* **TASK TO CARRY OUT**: Give the data below again exactly as it stands. Omit the pictures.

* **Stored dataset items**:
____________________
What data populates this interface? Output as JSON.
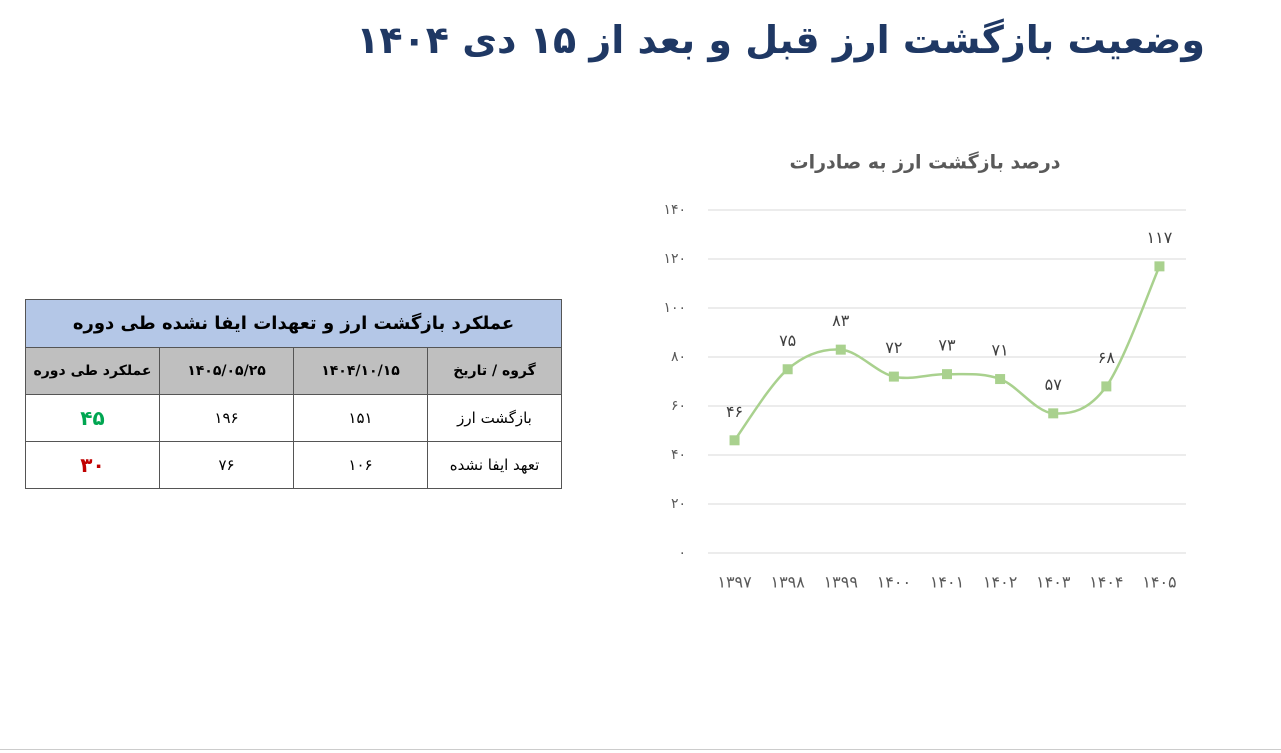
{
  "title": "وضعیت بازگشت ارز قبل و بعد از ۱۵ دی ۱۴۰۴",
  "table": {
    "title": "عملکرد بازگشت ارز و تعهدات ایفا نشده طی دوره",
    "header": [
      "گروه / تاریخ",
      "۱۴۰۴/۱۰/۱۵",
      "۱۴۰۵/۰۵/۲۵",
      "عملکرد طی دوره"
    ],
    "rows": [
      [
        "بازگشت ارز",
        "۱۵۱",
        "۱۹۶",
        "۴۵"
      ],
      [
        "تعهد ایفا نشده",
        "۱۰۶",
        "۷۶",
        "۳۰"
      ]
    ]
  },
  "chart_data": {
    "type": "line",
    "title": "درصد بازگشت ارز به صادرات",
    "categories": [
      "۱۳۹۷",
      "۱۳۹۸",
      "۱۳۹۹",
      "۱۴۰۰",
      "۱۴۰۱",
      "۱۴۰۲",
      "۱۴۰۳",
      "۱۴۰۴",
      "۱۴۰۵"
    ],
    "values": [
      46,
      75,
      83,
      72,
      73,
      71,
      57,
      68,
      117
    ],
    "value_labels": [
      "۴۶",
      "۷۵",
      "۸۳",
      "۷۲",
      "۷۳",
      "۷۱",
      "۵۷",
      "۶۸",
      "۱۱۷"
    ],
    "color": "#a9d18e",
    "smooth": true,
    "grid": true,
    "ylim": [
      0,
      140
    ],
    "yticks": [
      {
        "value": 0,
        "label": "۰"
      },
      {
        "value": 20,
        "label": "۲۰"
      },
      {
        "value": 40,
        "label": "۴۰"
      },
      {
        "value": 60,
        "label": "۶۰"
      },
      {
        "value": 80,
        "label": "۸۰"
      },
      {
        "value": 100,
        "label": "۱۰۰"
      },
      {
        "value": 120,
        "label": "۱۲۰"
      },
      {
        "value": 140,
        "label": "۱۴۰"
      }
    ]
  }
}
____________________
* **CORRECT ANSWER**:
What data populates this interface? Output as JSON.
{
  "title": "وضعیت بازگشت ارز قبل و بعد از ۱۵ دی ۱۴۰۴",
  "table": {
    "title": "عملکرد بازگشت ارز و تعهدات ایفا نشده طی دوره",
    "header": [
      "گروه / تاریخ",
      "۱۴۰۴/۱۰/۱۵",
      "۱۴۰۵/۰۵/۲۵",
      "عملکرد طی دوره"
    ],
    "rows": [
      [
        "بازگشت ارز",
        "۱۵۱",
        "۱۹۶",
        "۴۵"
      ],
      [
        "تعهد ایفا نشده",
        "۱۰۶",
        "۷۶",
        "۳۰"
      ]
    ]
  },
  "chart_data": {
    "type": "line",
    "title": "درصد بازگشت ارز به صادرات",
    "categories": [
      "۱۳۹۷",
      "۱۳۹۸",
      "۱۳۹۹",
      "۱۴۰۰",
      "۱۴۰۱",
      "۱۴۰۲",
      "۱۴۰۳",
      "۱۴۰۴",
      "۱۴۰۵"
    ],
    "values": [
      46,
      75,
      83,
      72,
      73,
      71,
      57,
      68,
      117
    ],
    "value_labels": [
      "۴۶",
      "۷۵",
      "۸۳",
      "۷۲",
      "۷۳",
      "۷۱",
      "۵۷",
      "۶۸",
      "۱۱۷"
    ],
    "color": "#a9d18e",
    "smooth": true,
    "grid": true,
    "ylim": [
      0,
      140
    ],
    "yticks": [
      {
        "value": 0,
        "label": "۰"
      },
      {
        "value": 20,
        "label": "۲۰"
      },
      {
        "value": 40,
        "label": "۴۰"
      },
      {
        "value": 60,
        "label": "۶۰"
      },
      {
        "value": 80,
        "label": "۸۰"
      },
      {
        "value": 100,
        "label": "۱۰۰"
      },
      {
        "value": 120,
        "label": "۱۲۰"
      },
      {
        "value": 140,
        "label": "۱۴۰"
      }
    ]
  }
}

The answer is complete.